++++ Dataset extract ++++
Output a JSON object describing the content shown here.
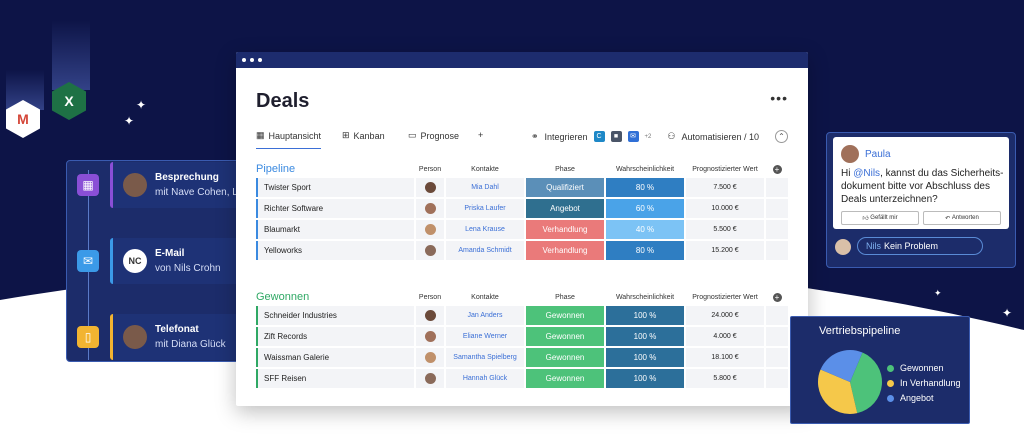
{
  "app": {
    "title": "Deals",
    "menu_dots": "•••",
    "tabs": [
      {
        "label": "Hauptansicht",
        "active": true
      },
      {
        "label": "Kanban"
      },
      {
        "label": "Prognose"
      }
    ],
    "add_tab": "+",
    "integrate_label": "Integrieren",
    "integrate_count": "+2",
    "automate_label": "Automatisieren / 10",
    "collapse_icon": "chevron-up-icon"
  },
  "columns": {
    "person": "Person",
    "kontakte": "Kontakte",
    "phase": "Phase",
    "wahr": "Wahrscheinlichkeit",
    "wert": "Prognostizierter Wert"
  },
  "groups": [
    {
      "title": "Pipeline",
      "color": "#3b8ae0",
      "rows": [
        {
          "name": "Twister Sport",
          "kontakt": "Mia Dahl",
          "phase": "Qualifiziert",
          "phase_color": "#5b8fb8",
          "wahr": "80 %",
          "wahr_color": "#2f7ec2",
          "wert": "7.500 €"
        },
        {
          "name": "Richter Software",
          "kontakt": "Priska Laufer",
          "phase": "Angebot",
          "phase_color": "#2f6f8f",
          "wahr": "60 %",
          "wahr_color": "#4aa3e8",
          "wert": "10.000 €"
        },
        {
          "name": "Blaumarkt",
          "kontakt": "Lena Krause",
          "phase": "Verhandlung",
          "phase_color": "#ea7a7a",
          "wahr": "40 %",
          "wahr_color": "#7cc3f5",
          "wert": "5.500 €"
        },
        {
          "name": "Yelloworks",
          "kontakt": "Amanda Schmidt",
          "phase": "Verhandlung",
          "phase_color": "#ea7a7a",
          "wahr": "80 %",
          "wahr_color": "#2f7ec2",
          "wert": "15.200 €"
        }
      ]
    },
    {
      "title": "Gewonnen",
      "color": "#2fa864",
      "rows": [
        {
          "name": "Schneider Industries",
          "kontakt": "Jan Anders",
          "phase": "Gewonnen",
          "phase_color": "#4dc27a",
          "wahr": "100 %",
          "wahr_color": "#2c6f9a",
          "wert": "24.000 €"
        },
        {
          "name": "Zift Records",
          "kontakt": "Eliane Werner",
          "phase": "Gewonnen",
          "phase_color": "#4dc27a",
          "wahr": "100 %",
          "wahr_color": "#2c6f9a",
          "wert": "4.000 €"
        },
        {
          "name": "Waissman Galerie",
          "kontakt": "Samantha Spielberg",
          "phase": "Gewonnen",
          "phase_color": "#4dc27a",
          "wahr": "100 %",
          "wahr_color": "#2c6f9a",
          "wert": "18.100 €"
        },
        {
          "name": "SFF Reisen",
          "kontakt": "Hannah Glück",
          "phase": "Gewonnen",
          "phase_color": "#4dc27a",
          "wahr": "100 %",
          "wahr_color": "#2c6f9a",
          "wert": "5.800 €"
        }
      ]
    }
  ],
  "timeline": [
    {
      "title": "Besprechung",
      "sub": "mit Nave Cohen, Lital",
      "icon": "calendar-icon",
      "color": "#8a4fd6"
    },
    {
      "title": "E-Mail",
      "sub": "von Nils Crohn",
      "icon": "mail-icon",
      "color": "#3b9ae8",
      "initials": "NC"
    },
    {
      "title": "Telefonat",
      "sub": "mit Diana Glück",
      "icon": "phone-icon",
      "color": "#f2b431"
    }
  ],
  "chat": {
    "author": "Paula",
    "text_pre": "Hi ",
    "mention": "@Nils",
    "text_post": ", kannst du das Sicherheits-dokument bitte vor Abschluss des Deals unterzeichnen?",
    "like_label": "Gefällt mir",
    "reply_label": "Antworten",
    "reply_name": "Nils",
    "reply_text": "Kein Problem"
  },
  "chart_data": {
    "type": "pie",
    "title": "Vertriebspipeline",
    "categories": [
      "Gewonnen",
      "In Verhandlung",
      "Angebot"
    ],
    "values": [
      40,
      35,
      25
    ],
    "colors": [
      "#4dc27a",
      "#f5c84a",
      "#5b8fe8"
    ],
    "legend": "right"
  }
}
++++
Written instruction.
Copy out every line from the records that has the word "Glück".

The reply.
          "kontakt": "Hannah Glück",
      "sub": "mit Diana Glück",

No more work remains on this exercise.